— Selected excerpt —
Segment Open
Game Development Community

TSShape::computeBounds bug

by Tony Richards · in Torque Game Engine Advanced · 09/03/2005 (6:43 pm) · 2 replies

I've looked on the forums and it appears that the consensus is that you can't have a vehicle that has multiple meshes (not sure if I'm using the correct terminology).

Well, stupid me, I created a vehicle with multiple meshes and, like is probably well know, the game crashes.

But, maybe there's a quick fix and possibly a real fix.

TSShape::computeBounds (tsShape.cpp line 500 or so) has this block of code:

// run through objects and updating bounds as we go
   bounds.min.set( 10E30f, 10E30f, 10E30f);
   bounds.max.set(-10E30f,-10E30f,-10E30f);
   Box3F box;
   start = subShapeFirstObject[ss];
   end   = subShapeNumObjects[ss] + start;
   for (i=start; i<end; i++)
Segment Closed
— Data under study —
Segment Open
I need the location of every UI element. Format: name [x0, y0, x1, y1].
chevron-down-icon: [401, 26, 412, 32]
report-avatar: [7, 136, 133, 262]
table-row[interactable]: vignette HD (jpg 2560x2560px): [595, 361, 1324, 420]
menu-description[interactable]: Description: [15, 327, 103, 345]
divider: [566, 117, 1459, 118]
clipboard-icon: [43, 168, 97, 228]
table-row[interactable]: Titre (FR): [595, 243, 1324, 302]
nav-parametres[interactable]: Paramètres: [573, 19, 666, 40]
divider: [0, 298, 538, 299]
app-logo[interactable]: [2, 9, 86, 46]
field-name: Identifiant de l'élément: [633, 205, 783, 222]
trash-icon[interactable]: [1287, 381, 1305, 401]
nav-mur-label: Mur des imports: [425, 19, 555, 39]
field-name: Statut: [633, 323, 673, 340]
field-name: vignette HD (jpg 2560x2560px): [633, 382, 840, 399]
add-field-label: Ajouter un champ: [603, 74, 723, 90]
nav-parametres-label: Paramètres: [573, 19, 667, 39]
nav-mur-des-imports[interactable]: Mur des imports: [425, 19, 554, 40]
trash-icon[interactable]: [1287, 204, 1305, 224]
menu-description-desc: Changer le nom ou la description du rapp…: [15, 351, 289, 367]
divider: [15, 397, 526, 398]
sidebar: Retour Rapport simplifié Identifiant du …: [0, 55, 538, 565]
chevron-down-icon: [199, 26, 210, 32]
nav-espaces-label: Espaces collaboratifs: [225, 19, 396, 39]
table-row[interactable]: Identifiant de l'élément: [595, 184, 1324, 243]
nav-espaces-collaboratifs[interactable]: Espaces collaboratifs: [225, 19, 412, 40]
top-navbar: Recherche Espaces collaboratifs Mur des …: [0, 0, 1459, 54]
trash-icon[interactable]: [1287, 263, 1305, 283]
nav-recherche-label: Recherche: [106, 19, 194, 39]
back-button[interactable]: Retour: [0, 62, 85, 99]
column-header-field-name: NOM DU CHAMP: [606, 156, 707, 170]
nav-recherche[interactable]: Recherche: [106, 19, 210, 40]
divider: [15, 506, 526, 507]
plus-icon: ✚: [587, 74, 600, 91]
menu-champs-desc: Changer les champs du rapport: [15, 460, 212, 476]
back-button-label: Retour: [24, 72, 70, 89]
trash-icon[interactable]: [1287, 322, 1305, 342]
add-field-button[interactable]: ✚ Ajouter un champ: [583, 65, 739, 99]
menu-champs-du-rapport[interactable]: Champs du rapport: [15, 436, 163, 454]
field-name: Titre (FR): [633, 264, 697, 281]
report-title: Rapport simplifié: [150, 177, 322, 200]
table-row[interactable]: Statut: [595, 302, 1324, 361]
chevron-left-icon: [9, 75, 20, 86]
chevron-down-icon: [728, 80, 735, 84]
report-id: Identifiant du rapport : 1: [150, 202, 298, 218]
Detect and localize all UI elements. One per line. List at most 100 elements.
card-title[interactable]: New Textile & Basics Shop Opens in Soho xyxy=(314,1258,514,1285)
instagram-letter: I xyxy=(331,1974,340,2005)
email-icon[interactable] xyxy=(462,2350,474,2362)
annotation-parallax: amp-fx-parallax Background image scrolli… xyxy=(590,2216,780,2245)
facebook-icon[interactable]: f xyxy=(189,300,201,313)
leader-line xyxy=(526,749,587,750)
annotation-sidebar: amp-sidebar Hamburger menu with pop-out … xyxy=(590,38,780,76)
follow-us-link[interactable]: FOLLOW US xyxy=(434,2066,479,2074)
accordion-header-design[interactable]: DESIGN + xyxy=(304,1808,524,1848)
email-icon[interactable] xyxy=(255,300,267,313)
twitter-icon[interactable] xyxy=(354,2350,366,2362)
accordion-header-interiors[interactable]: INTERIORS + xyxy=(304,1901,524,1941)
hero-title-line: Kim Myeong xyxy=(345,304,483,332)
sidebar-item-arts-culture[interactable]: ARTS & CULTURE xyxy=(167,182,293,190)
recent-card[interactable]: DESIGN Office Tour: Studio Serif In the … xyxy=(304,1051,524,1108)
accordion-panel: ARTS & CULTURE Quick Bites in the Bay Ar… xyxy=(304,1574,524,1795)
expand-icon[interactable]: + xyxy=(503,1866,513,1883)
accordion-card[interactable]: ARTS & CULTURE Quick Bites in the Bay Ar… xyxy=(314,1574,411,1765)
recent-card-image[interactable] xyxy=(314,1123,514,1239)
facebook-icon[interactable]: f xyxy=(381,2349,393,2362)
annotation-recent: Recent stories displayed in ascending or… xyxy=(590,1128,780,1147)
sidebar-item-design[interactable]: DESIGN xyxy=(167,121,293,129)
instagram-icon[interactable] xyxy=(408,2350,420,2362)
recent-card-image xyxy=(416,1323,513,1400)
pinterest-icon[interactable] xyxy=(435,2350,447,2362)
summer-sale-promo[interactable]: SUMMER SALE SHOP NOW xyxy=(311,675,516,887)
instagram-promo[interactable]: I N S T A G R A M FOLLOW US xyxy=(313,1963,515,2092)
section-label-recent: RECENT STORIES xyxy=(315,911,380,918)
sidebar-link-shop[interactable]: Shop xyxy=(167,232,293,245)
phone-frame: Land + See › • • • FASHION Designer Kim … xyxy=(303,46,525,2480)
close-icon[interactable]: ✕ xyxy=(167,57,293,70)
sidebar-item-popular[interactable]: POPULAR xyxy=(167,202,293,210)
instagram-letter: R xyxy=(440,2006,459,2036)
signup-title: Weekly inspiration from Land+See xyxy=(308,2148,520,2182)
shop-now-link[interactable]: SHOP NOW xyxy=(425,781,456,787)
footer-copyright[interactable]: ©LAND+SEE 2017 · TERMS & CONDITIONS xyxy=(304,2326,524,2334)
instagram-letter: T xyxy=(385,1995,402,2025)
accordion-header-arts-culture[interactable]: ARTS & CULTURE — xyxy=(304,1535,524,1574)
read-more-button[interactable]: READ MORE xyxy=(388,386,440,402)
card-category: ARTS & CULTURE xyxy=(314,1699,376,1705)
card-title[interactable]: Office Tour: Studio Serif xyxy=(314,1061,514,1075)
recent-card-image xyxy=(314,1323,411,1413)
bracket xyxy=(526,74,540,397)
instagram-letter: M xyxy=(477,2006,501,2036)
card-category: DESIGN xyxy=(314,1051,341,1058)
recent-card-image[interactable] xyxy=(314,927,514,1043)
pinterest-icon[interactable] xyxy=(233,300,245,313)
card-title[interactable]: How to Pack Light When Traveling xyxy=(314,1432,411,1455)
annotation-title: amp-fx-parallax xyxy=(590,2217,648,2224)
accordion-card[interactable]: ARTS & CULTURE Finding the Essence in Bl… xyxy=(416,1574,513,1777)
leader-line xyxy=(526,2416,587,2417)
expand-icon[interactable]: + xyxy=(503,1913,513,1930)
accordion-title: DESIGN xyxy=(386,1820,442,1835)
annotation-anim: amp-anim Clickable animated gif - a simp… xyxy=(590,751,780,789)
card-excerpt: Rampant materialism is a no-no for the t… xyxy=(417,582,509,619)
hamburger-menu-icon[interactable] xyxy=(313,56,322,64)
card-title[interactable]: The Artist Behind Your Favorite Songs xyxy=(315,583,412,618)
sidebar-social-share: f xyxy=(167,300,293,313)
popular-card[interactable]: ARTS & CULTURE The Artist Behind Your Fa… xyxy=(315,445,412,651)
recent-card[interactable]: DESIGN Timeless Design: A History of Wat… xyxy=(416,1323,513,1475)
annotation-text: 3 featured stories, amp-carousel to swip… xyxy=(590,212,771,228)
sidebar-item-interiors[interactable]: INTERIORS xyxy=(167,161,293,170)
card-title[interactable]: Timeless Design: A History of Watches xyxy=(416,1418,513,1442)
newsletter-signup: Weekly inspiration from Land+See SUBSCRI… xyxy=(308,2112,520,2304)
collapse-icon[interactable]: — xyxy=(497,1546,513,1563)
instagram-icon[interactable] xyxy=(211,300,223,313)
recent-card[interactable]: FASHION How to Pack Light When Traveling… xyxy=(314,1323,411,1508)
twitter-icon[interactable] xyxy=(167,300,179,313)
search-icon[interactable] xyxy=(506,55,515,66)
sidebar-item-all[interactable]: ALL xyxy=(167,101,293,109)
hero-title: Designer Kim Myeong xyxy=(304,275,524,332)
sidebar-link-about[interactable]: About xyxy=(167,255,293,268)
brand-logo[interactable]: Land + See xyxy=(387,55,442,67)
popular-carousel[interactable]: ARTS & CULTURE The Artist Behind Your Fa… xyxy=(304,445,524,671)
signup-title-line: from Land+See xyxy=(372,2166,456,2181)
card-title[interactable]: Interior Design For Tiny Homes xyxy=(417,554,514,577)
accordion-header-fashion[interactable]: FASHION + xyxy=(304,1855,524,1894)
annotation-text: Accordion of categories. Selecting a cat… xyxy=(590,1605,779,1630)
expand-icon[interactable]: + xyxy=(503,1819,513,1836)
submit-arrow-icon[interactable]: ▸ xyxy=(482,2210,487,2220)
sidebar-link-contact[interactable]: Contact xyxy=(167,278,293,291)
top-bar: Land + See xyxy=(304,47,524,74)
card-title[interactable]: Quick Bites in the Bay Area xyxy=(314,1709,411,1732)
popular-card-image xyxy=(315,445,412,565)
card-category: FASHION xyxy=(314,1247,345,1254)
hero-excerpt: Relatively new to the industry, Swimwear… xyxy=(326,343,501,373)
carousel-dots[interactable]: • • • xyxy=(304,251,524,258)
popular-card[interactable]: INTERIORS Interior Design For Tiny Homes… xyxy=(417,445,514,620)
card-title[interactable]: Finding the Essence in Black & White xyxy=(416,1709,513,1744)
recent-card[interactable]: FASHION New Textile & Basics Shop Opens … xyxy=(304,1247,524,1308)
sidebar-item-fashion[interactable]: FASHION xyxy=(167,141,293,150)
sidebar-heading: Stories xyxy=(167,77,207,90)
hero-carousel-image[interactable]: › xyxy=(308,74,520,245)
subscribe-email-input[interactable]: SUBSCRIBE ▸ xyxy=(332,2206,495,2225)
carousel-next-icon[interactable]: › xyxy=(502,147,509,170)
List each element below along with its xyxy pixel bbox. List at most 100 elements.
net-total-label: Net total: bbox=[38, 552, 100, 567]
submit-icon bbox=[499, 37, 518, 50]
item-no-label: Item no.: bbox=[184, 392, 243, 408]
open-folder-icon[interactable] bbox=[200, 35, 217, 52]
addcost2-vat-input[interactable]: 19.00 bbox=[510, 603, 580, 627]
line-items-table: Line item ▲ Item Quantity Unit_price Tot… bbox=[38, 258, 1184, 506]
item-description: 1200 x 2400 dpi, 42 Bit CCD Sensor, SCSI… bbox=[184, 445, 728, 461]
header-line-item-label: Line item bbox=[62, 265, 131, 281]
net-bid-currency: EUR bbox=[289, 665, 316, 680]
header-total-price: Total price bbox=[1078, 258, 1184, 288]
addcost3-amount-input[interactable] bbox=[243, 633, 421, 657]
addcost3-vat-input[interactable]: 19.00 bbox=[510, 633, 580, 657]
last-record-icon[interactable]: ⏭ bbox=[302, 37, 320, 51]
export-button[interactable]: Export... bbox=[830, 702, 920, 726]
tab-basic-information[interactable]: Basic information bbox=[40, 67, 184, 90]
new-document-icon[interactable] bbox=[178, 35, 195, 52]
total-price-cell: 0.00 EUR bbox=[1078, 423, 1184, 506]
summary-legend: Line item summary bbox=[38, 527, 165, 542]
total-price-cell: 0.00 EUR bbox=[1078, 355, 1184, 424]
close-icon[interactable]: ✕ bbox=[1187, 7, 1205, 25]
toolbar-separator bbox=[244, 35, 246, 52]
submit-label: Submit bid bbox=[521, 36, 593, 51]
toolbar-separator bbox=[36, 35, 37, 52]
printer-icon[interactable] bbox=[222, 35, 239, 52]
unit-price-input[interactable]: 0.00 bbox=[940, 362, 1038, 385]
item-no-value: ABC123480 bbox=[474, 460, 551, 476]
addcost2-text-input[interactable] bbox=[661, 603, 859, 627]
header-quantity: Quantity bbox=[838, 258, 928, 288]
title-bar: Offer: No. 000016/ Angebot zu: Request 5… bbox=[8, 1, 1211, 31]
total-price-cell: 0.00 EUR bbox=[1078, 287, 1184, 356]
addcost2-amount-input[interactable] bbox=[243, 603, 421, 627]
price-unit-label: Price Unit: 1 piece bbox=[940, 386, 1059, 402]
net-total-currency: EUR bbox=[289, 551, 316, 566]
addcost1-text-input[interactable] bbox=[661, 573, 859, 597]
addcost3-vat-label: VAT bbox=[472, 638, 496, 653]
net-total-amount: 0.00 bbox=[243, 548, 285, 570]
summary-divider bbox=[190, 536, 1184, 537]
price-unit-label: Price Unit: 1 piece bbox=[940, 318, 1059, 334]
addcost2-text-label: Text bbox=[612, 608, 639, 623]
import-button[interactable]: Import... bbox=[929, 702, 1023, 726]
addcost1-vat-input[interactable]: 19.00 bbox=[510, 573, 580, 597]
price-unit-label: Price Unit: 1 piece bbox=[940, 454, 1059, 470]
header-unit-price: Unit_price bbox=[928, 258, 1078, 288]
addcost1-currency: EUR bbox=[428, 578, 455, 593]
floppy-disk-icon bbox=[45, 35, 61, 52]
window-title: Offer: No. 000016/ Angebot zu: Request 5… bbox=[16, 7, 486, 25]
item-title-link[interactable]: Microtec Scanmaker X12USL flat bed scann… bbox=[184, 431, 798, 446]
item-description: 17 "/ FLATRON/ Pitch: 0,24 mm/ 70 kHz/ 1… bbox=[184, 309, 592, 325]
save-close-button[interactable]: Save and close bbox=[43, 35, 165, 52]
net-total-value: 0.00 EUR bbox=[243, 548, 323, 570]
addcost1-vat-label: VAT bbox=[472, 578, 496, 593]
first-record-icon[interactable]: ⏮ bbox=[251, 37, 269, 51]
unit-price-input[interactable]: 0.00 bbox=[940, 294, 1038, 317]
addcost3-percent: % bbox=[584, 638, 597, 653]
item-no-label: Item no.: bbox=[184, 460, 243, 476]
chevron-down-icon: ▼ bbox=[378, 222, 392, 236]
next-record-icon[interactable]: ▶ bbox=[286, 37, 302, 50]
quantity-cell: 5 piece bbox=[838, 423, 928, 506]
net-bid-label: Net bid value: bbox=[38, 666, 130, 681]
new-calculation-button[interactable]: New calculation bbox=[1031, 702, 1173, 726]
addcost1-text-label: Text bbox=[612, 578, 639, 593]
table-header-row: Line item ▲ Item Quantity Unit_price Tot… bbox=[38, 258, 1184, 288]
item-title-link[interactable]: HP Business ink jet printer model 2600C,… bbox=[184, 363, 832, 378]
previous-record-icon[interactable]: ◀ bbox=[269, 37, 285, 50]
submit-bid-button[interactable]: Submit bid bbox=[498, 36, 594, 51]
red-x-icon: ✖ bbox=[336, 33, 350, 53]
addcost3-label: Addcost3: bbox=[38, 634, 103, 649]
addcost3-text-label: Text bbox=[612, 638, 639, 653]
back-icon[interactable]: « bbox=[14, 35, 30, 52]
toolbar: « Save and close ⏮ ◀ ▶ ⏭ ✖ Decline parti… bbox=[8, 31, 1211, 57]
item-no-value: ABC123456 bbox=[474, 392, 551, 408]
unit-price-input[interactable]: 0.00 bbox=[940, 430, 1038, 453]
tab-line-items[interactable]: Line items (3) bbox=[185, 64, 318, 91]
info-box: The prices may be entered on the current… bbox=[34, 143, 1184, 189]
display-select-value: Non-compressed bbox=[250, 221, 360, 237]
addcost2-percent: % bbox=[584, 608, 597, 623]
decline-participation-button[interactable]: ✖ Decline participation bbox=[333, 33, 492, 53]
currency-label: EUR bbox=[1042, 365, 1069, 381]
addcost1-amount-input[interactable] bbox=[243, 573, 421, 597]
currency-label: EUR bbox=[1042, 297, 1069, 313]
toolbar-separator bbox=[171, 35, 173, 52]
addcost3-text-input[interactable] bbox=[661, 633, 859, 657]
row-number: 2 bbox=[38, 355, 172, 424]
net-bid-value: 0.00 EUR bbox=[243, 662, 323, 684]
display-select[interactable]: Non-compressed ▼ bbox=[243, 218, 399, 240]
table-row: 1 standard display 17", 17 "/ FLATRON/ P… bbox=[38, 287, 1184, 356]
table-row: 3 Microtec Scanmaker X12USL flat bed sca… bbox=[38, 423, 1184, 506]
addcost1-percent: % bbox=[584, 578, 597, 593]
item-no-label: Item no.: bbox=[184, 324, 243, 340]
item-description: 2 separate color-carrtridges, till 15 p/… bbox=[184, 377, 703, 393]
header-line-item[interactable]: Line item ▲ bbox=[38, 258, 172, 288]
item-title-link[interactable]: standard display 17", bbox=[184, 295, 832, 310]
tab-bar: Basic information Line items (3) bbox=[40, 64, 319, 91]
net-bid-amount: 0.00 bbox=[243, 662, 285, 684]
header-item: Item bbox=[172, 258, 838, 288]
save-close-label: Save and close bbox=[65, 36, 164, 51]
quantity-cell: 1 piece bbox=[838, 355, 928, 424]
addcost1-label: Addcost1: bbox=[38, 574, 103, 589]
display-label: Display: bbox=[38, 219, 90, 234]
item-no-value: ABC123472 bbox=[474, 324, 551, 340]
Segment Closed
— Work instruction A —
Rewrite the stretch of the computeBounds bug post from "TSShape::computeBounds bug" through "the correct terminology).", replacing "vehicle" with "truck".
— Work instruction B —
Answer these questions about the computeBounds bug post.
(i) Who wrote the post, and in which forum?
(ii) In which file, and at about which line, does TSShape::computeBounds appear?
(iii) To what values does the code set bounds.min?
— Work instruction C —
Continue the computeBounds bug post from the point where it stops.

— Task response A —
TSShape::computeBounds bug

by Tony Richards · in Torque Game Engine Advanced · 09/03/2005 (6:43 pm) · 2 replies

I've looked on the forums and it appears that the consensus is that you can't have a truck that has multiple meshes (not sure if I'm using the correct terminology).

— Task response B —
(i) Tony Richards wrote it in Torque Game Engine Advanced.
(ii) It appears in tsShape.cpp, at line 500 or so.
(iii) It sets bounds.min to 10E30f, 10E30f, 10E30f.

— Task response C —
   {
      const Object * object = &objects[i];
      TSMesh * mesh = od<object->numMeshes ? meshes[object->startMeshIndex+od] : NULL;
      if (mesh)
      {
         static MatrixF idMat(true);
         if (object->nodeIndex < 0)
            mesh->computeBounds(idMat,box);
         else
            mesh->computeBounds(gTempNodeTransforms[object->nodeIndex-start],box);
         bounds.min.setMin(box.min);
         bounds.max.setMax(box.max);
      }
   }

The problem is that if you have multiple nodes in a vehicle, object->nodeIndex is zero for each one, yet start is non-zero. In my mesh, for some reason (I didn't follow the code to figure out why) start is 7, end is 8, and the offending line attempts to access a negative element of an array (object->nodeIndex - start = -7):

mesh->computeBounds(gTempNodeTransforms[object->nodeIndex-start],box);

A quick hack might be:
if (object->nodeIndex < 0 [b]|| object->nodeIndex < start[/b])
            mesh->computeBounds(idMat,box);
         else
            mesh->computeBounds(gTempNodeTransforms[object->nodeIndex-start],box);

but I'm unsure if this would be the appropriate fix.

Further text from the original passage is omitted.